What to produce:
Gather up the lines that contain "Autoworks".

Records for this task:
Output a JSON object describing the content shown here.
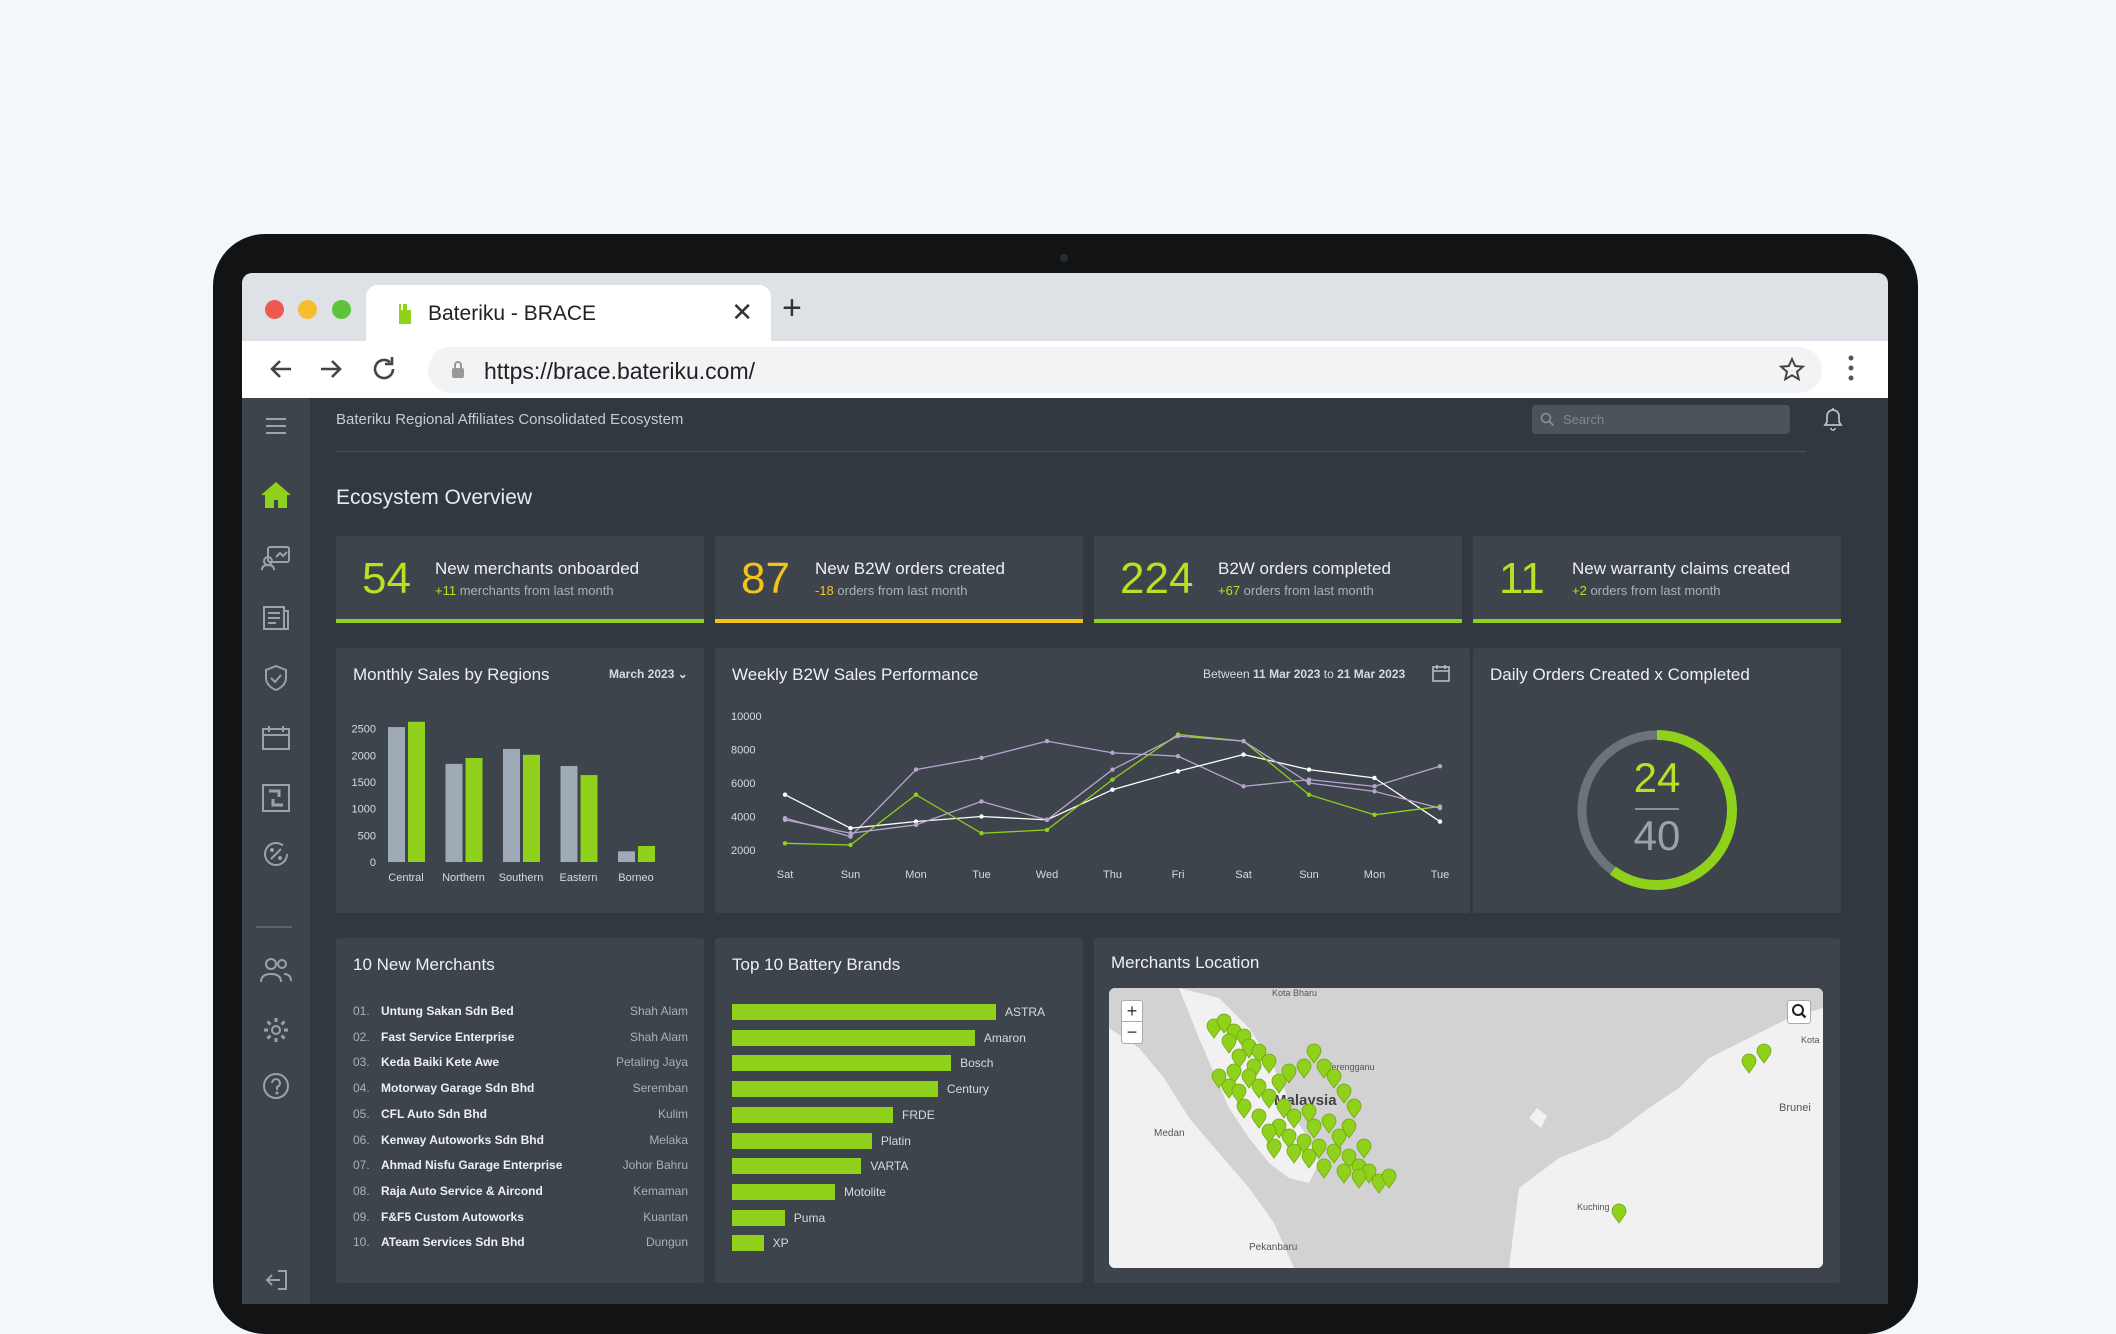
{
  "browser": {
    "tab_title": "Bateriku - BRACE",
    "url": "https://brace.bateriku.com/"
  },
  "colors": {
    "accent": "#8fd11b",
    "warning": "#f2c318",
    "background": "#32383f",
    "card": "#3d444b"
  },
  "header": {
    "app_title": "Bateriku Regional Affiliates Consolidated Ecosystem",
    "search_placeholder": "Search"
  },
  "sidebar": {
    "items": [
      "home-icon",
      "merchants-icon",
      "documents-icon",
      "warranty-icon",
      "calendar-icon",
      "exchange-icon",
      "promotion-icon",
      "users-icon",
      "settings-icon",
      "help-icon",
      "logout-icon"
    ]
  },
  "page_title": "Ecosystem Overview",
  "kpis": [
    {
      "value": "54",
      "title": "New merchants onboarded",
      "delta": "+11",
      "sub": " merchants from last month"
    },
    {
      "value": "87",
      "title": "New B2W orders created",
      "delta": "-18",
      "sub": " orders from last month"
    },
    {
      "value": "224",
      "title": "B2W orders completed",
      "delta": "+67",
      "sub": " orders from last month"
    },
    {
      "value": "11",
      "title": "New warranty claims created",
      "delta": "+2",
      "sub": " orders from last month"
    }
  ],
  "monthly": {
    "title": "Monthly Sales by Regions",
    "period": "March 2023"
  },
  "weekly": {
    "title": "Weekly B2W Sales Performance",
    "range_prefix": "Between ",
    "range_from": "11 Mar 2023",
    "range_mid": " to ",
    "range_to": "21 Mar 2023"
  },
  "daily": {
    "title": "Daily Orders Created x Completed",
    "completed": "24",
    "created": "40"
  },
  "chart_data": [
    {
      "type": "bar",
      "title": "Monthly Sales by Regions",
      "categories": [
        "Central",
        "Northern",
        "Southern",
        "Eastern",
        "Borneo"
      ],
      "series": [
        {
          "values": [
            2530,
            1840,
            2120,
            1800,
            200
          ]
        },
        {
          "values": [
            2630,
            1950,
            2010,
            1630,
            300
          ]
        }
      ],
      "yticks": [
        0,
        500,
        1000,
        1500,
        2000,
        2500
      ],
      "ylim": [
        0,
        2700
      ]
    },
    {
      "type": "line",
      "title": "Weekly B2W Sales Performance",
      "categories": [
        "Sat",
        "Sun",
        "Mon",
        "Tue",
        "Wed",
        "Thu",
        "Fri",
        "Sat",
        "Sun",
        "Mon",
        "Tue"
      ],
      "series": [
        {
          "color": "#b9a5cf",
          "values": [
            3900,
            2800,
            6800,
            7500,
            8500,
            7800,
            7600,
            5800,
            6200,
            5800,
            7000
          ]
        },
        {
          "color": "#ffffff",
          "values": [
            5300,
            3300,
            3700,
            4000,
            3800,
            5600,
            6700,
            7700,
            6800,
            6300,
            3700
          ]
        },
        {
          "color": "#8fd11b",
          "values": [
            2400,
            2300,
            5300,
            3000,
            3200,
            6200,
            8900,
            8500,
            5300,
            4100,
            4600
          ]
        },
        {
          "color": "#b9a5cf",
          "values": [
            3800,
            3000,
            3500,
            4900,
            3800,
            6800,
            8800,
            8500,
            6000,
            5500,
            4500
          ]
        }
      ],
      "yticks": [
        2000,
        4000,
        6000,
        8000,
        10000
      ],
      "ylim": [
        2000,
        10000
      ]
    },
    {
      "type": "pie",
      "title": "Daily Orders Created x Completed",
      "values": [
        24,
        40
      ]
    }
  ],
  "merchants": {
    "title": "10 New Merchants",
    "rows": [
      {
        "n": "01.",
        "name": "Untung Sakan Sdn Bed",
        "loc": "Shah Alam"
      },
      {
        "n": "02.",
        "name": "Fast Service Enterprise",
        "loc": "Shah Alam"
      },
      {
        "n": "03.",
        "name": "Keda Baiki Kete Awe",
        "loc": "Petaling Jaya"
      },
      {
        "n": "04.",
        "name": "Motorway Garage Sdn Bhd",
        "loc": "Seremban"
      },
      {
        "n": "05.",
        "name": "CFL Auto Sdn Bhd",
        "loc": "Kulim"
      },
      {
        "n": "06.",
        "name": "Kenway Autoworks Sdn Bhd",
        "loc": "Melaka"
      },
      {
        "n": "07.",
        "name": "Ahmad Nisfu Garage Enterprise",
        "loc": "Johor Bahru"
      },
      {
        "n": "08.",
        "name": "Raja Auto Service & Aircond",
        "loc": "Kemaman"
      },
      {
        "n": "09.",
        "name": "F&F5 Custom Autoworks",
        "loc": "Kuantan"
      },
      {
        "n": "10.",
        "name": "ATeam Services Sdn Bhd",
        "loc": "Dungun"
      }
    ]
  },
  "brands": {
    "title": "Top 10 Battery Brands",
    "items": [
      {
        "name": "ASTRA",
        "value": 100
      },
      {
        "name": "Amaron",
        "value": 92
      },
      {
        "name": "Bosch",
        "value": 83
      },
      {
        "name": "Century",
        "value": 78
      },
      {
        "name": "FRDE",
        "value": 61
      },
      {
        "name": "Platin",
        "value": 53
      },
      {
        "name": "VARTA",
        "value": 49
      },
      {
        "name": "Motolite",
        "value": 39
      },
      {
        "name": "Puma",
        "value": 20
      },
      {
        "name": "XP",
        "value": 12
      }
    ]
  },
  "map": {
    "title": "Merchants Location",
    "labels": [
      "Malaysia",
      "Medan",
      "Pekanbaru",
      "Brunei",
      "Kota Bharu",
      "Terengganu",
      "Kuching",
      "Kota"
    ]
  }
}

The reply:
        "name": "Kenway Autoworks Sdn Bhd",
        "name": "F&F5 Custom Autoworks",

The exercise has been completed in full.